State only the number of lines that include "title".

★ ★ ★ ★ ★ ★ ★

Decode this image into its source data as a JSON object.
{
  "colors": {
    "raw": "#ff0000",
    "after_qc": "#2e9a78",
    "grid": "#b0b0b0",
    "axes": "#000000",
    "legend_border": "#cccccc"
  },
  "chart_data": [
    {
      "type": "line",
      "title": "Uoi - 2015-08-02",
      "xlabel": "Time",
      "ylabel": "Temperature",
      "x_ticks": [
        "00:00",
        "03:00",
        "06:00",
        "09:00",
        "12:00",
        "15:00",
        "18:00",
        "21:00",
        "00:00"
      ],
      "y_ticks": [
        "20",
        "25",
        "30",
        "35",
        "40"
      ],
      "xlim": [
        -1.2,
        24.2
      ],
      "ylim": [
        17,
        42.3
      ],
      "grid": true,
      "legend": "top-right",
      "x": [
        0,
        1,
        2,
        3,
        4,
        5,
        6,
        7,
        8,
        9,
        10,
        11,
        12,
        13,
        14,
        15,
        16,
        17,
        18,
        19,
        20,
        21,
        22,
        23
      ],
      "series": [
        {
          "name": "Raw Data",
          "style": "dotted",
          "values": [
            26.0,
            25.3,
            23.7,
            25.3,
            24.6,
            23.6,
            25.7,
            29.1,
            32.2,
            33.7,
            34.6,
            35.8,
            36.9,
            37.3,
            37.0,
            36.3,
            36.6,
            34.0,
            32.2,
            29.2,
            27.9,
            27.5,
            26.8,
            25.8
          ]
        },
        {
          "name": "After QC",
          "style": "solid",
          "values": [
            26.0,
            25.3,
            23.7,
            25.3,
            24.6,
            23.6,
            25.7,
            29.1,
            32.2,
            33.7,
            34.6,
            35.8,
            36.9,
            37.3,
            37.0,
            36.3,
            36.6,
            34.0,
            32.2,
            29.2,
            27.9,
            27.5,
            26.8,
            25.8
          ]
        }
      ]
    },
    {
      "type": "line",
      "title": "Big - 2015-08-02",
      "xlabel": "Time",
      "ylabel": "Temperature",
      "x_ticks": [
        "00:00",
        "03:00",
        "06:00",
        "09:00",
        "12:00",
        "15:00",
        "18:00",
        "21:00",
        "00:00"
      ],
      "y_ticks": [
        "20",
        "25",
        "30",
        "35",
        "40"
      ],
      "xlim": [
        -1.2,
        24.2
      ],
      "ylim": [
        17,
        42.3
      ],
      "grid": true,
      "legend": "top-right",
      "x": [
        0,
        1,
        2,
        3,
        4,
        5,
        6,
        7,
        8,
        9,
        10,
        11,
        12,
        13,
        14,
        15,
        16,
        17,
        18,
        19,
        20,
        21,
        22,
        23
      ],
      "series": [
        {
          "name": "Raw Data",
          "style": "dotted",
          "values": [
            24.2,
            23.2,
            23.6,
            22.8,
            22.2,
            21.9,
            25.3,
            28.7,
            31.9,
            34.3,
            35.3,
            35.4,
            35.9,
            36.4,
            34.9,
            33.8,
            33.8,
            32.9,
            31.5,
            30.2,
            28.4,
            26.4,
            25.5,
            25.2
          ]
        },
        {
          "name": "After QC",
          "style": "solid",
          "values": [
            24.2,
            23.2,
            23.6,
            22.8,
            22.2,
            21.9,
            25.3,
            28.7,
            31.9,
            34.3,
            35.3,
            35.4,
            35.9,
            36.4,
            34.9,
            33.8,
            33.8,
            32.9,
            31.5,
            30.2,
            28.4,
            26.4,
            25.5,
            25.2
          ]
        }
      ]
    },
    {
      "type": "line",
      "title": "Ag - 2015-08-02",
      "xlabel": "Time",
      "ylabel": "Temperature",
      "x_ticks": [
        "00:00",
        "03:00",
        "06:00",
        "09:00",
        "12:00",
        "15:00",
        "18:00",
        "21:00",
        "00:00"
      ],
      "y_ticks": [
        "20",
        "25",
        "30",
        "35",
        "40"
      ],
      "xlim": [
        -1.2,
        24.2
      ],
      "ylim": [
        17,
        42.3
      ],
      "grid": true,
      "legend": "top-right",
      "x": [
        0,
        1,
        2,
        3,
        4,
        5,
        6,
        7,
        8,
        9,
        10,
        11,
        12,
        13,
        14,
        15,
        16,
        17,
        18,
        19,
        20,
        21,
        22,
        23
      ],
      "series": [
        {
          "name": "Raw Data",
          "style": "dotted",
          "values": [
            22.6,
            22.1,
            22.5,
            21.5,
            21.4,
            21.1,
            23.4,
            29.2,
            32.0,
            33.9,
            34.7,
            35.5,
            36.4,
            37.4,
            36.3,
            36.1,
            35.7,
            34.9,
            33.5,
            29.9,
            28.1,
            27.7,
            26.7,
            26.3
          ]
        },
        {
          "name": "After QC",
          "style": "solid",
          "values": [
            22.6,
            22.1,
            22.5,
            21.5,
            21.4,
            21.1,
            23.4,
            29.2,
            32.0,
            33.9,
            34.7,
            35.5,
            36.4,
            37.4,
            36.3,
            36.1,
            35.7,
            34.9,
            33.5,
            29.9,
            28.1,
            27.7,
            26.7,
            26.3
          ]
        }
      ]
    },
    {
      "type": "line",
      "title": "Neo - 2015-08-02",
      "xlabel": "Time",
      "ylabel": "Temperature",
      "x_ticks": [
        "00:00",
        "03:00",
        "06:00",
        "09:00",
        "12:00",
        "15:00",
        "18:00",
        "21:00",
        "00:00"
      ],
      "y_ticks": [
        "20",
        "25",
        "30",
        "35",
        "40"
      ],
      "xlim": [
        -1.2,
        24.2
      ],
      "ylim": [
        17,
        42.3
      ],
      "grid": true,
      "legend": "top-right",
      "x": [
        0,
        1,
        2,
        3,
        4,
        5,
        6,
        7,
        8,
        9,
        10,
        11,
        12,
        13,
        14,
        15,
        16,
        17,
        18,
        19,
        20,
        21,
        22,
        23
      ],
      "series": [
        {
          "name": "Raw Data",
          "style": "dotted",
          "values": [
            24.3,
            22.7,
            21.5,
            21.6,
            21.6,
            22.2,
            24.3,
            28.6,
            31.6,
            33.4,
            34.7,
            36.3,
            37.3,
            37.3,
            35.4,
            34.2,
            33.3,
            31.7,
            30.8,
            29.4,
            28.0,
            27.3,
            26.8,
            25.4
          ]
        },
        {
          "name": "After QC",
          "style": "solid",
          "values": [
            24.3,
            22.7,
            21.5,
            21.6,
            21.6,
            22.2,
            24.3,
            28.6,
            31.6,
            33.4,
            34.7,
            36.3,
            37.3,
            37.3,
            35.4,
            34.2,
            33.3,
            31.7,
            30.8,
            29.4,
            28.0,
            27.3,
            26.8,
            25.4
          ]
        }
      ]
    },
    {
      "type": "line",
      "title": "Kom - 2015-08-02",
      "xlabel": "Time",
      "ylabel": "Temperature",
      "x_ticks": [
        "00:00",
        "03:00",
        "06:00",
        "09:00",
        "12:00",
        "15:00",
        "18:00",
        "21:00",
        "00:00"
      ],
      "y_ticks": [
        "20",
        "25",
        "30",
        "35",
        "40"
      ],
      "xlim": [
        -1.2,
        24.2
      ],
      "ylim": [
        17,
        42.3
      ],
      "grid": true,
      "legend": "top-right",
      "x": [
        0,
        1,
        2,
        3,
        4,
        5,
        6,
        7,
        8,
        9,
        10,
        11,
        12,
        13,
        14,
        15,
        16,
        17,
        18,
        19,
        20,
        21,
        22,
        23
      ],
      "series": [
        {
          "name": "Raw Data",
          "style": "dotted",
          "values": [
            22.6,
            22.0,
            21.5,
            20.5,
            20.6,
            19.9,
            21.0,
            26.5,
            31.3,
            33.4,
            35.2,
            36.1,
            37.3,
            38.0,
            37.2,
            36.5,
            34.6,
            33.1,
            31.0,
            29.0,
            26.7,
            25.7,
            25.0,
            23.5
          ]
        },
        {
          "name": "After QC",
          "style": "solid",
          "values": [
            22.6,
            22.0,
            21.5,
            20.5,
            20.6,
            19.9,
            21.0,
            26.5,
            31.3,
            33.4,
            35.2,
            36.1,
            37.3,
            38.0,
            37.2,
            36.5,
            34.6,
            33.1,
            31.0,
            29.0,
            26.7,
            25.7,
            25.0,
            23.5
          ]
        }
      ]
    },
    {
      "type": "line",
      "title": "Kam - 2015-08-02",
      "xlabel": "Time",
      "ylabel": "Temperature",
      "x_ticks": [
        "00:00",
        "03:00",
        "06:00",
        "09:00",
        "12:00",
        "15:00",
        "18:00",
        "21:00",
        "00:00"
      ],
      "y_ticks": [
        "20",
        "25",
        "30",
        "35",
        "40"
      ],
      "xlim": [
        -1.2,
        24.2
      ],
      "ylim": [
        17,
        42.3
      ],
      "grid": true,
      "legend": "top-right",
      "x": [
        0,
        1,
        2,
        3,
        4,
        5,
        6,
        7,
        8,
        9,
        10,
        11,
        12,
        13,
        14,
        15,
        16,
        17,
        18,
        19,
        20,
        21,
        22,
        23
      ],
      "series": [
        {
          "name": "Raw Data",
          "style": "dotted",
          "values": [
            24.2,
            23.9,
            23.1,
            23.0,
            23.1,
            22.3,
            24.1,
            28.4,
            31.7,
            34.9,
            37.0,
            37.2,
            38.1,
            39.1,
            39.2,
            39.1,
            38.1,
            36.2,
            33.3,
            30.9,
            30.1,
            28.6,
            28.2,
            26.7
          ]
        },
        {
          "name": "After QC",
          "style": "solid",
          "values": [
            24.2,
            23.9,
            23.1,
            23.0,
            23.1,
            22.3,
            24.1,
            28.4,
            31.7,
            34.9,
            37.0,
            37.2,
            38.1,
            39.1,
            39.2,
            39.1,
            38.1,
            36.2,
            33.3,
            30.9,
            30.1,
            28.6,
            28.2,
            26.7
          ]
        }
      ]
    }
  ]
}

★ ★ ★ ★ ★ ★ ★

◆ OUTPUT FOR THIS EXERCISE ◆
6